• **SUPPLIED DATA**:
** Begin **

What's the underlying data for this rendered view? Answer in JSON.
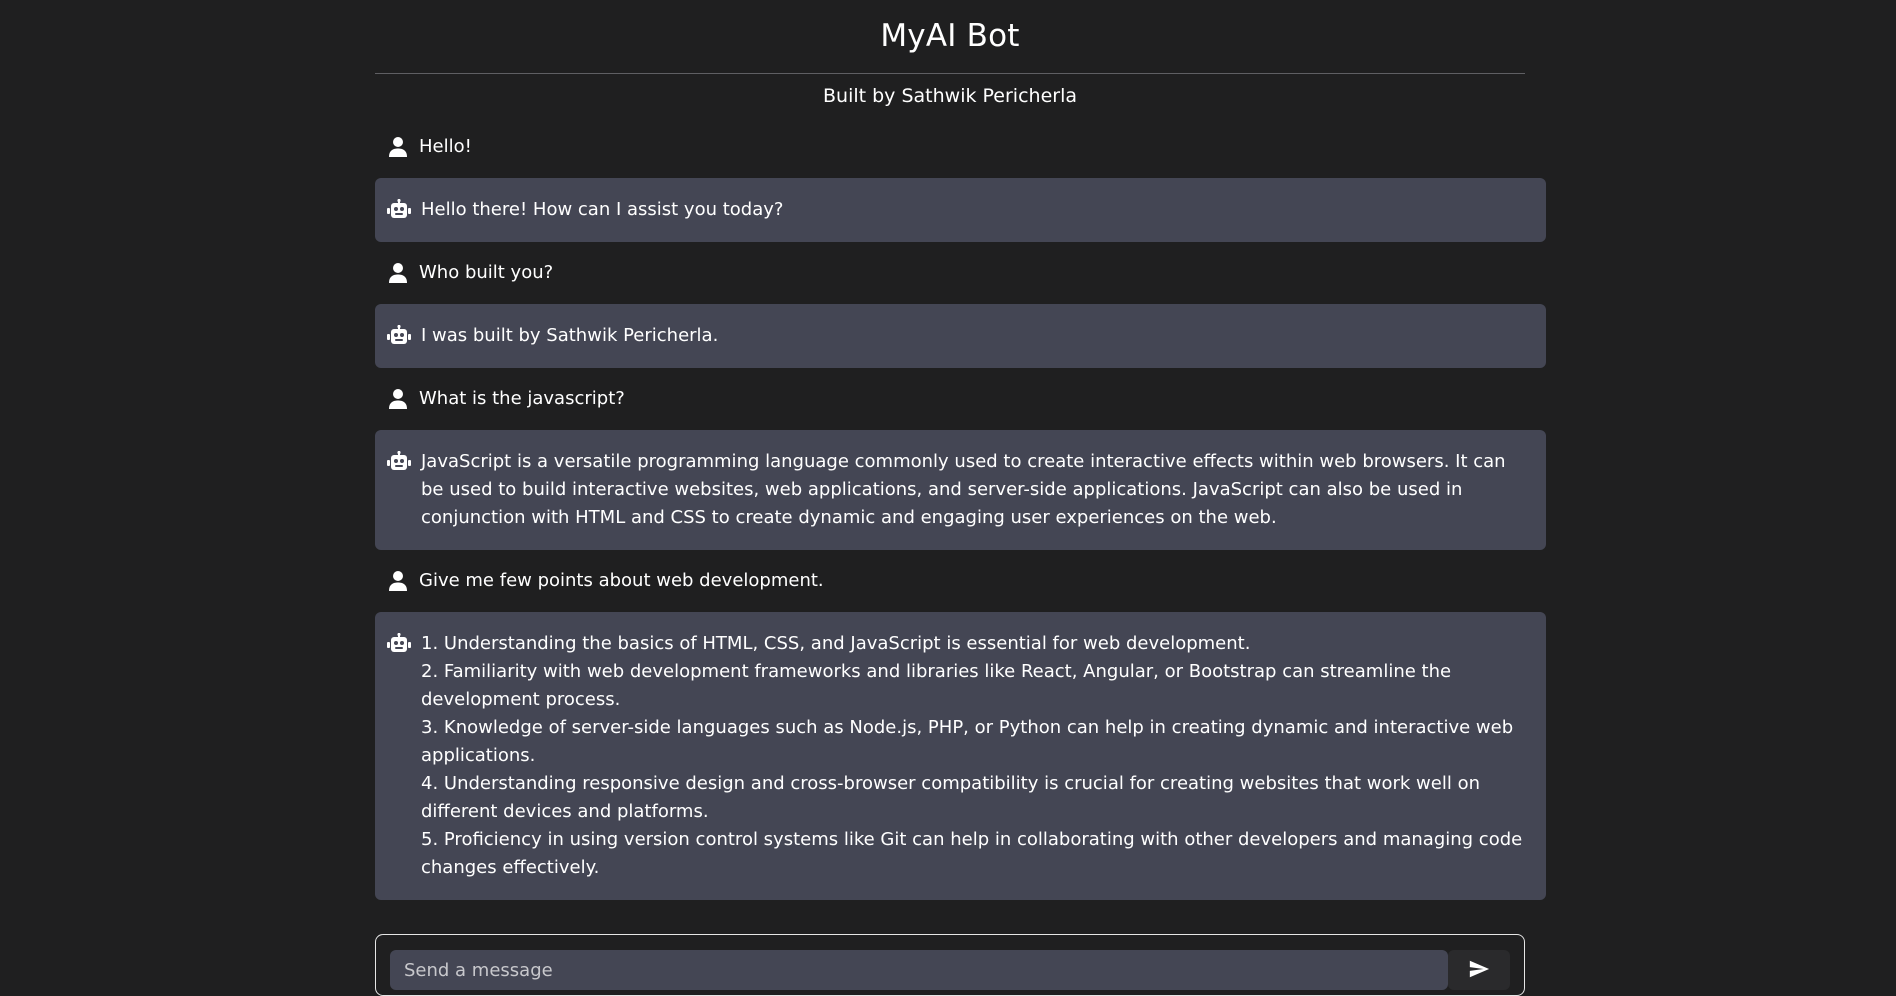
{
  "header": {
    "title": "MyAI Bot",
    "subtitle": "Built by Sathwik Pericherla"
  },
  "messages": [
    {
      "role": "user",
      "icon": "user-icon",
      "text": "Hello!"
    },
    {
      "role": "bot",
      "icon": "robot-icon",
      "text": "Hello there! How can I assist you today?"
    },
    {
      "role": "user",
      "icon": "user-icon",
      "text": "Who built you?"
    },
    {
      "role": "bot",
      "icon": "robot-icon",
      "text": "I was built by Sathwik Pericherla."
    },
    {
      "role": "user",
      "icon": "user-icon",
      "text": "What is the javascript?"
    },
    {
      "role": "bot",
      "icon": "robot-icon",
      "text": "JavaScript is a versatile programming language commonly used to create interactive effects within web browsers. It can be used to build interactive websites, web applications, and server-side applications. JavaScript can also be used in conjunction with HTML and CSS to create dynamic and engaging user experiences on the web."
    },
    {
      "role": "user",
      "icon": "user-icon",
      "text": "Give me few points about web development."
    },
    {
      "role": "bot",
      "icon": "robot-icon",
      "text": "1. Understanding the basics of HTML, CSS, and JavaScript is essential for web development.\n2. Familiarity with web development frameworks and libraries like React, Angular, or Bootstrap can streamline the development process.\n3. Knowledge of server-side languages such as Node.js, PHP, or Python can help in creating dynamic and interactive web applications.\n4. Understanding responsive design and cross-browser compatibility is crucial for creating websites that work well on different devices and platforms.\n5. Proficiency in using version control systems like Git can help in collaborating with other developers and managing code changes effectively."
    }
  ],
  "composer": {
    "placeholder": "Send a message",
    "send_icon": "send-icon"
  },
  "colors": {
    "background": "#1f1f20",
    "bot_bubble": "#444654",
    "text": "#ffffff"
  }
}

** End **

• **EXERCISE AIM**:
Every line of the data should be copied as it stands, without the images.

• **RIGHT ANSWER**:
What's the underlying data for this rendered view? Answer in JSON.
{
  "header": {
    "title": "MyAI Bot",
    "subtitle": "Built by Sathwik Pericherla"
  },
  "messages": [
    {
      "role": "user",
      "icon": "user-icon",
      "text": "Hello!"
    },
    {
      "role": "bot",
      "icon": "robot-icon",
      "text": "Hello there! How can I assist you today?"
    },
    {
      "role": "user",
      "icon": "user-icon",
      "text": "Who built you?"
    },
    {
      "role": "bot",
      "icon": "robot-icon",
      "text": "I was built by Sathwik Pericherla."
    },
    {
      "role": "user",
      "icon": "user-icon",
      "text": "What is the javascript?"
    },
    {
      "role": "bot",
      "icon": "robot-icon",
      "text": "JavaScript is a versatile programming language commonly used to create interactive effects within web browsers. It can be used to build interactive websites, web applications, and server-side applications. JavaScript can also be used in conjunction with HTML and CSS to create dynamic and engaging user experiences on the web."
    },
    {
      "role": "user",
      "icon": "user-icon",
      "text": "Give me few points about web development."
    },
    {
      "role": "bot",
      "icon": "robot-icon",
      "text": "1. Understanding the basics of HTML, CSS, and JavaScript is essential for web development.\n2. Familiarity with web development frameworks and libraries like React, Angular, or Bootstrap can streamline the development process.\n3. Knowledge of server-side languages such as Node.js, PHP, or Python can help in creating dynamic and interactive web applications.\n4. Understanding responsive design and cross-browser compatibility is crucial for creating websites that work well on different devices and platforms.\n5. Proficiency in using version control systems like Git can help in collaborating with other developers and managing code changes effectively."
    }
  ],
  "composer": {
    "placeholder": "Send a message",
    "send_icon": "send-icon"
  },
  "colors": {
    "background": "#1f1f20",
    "bot_bubble": "#444654",
    "text": "#ffffff"
  }
}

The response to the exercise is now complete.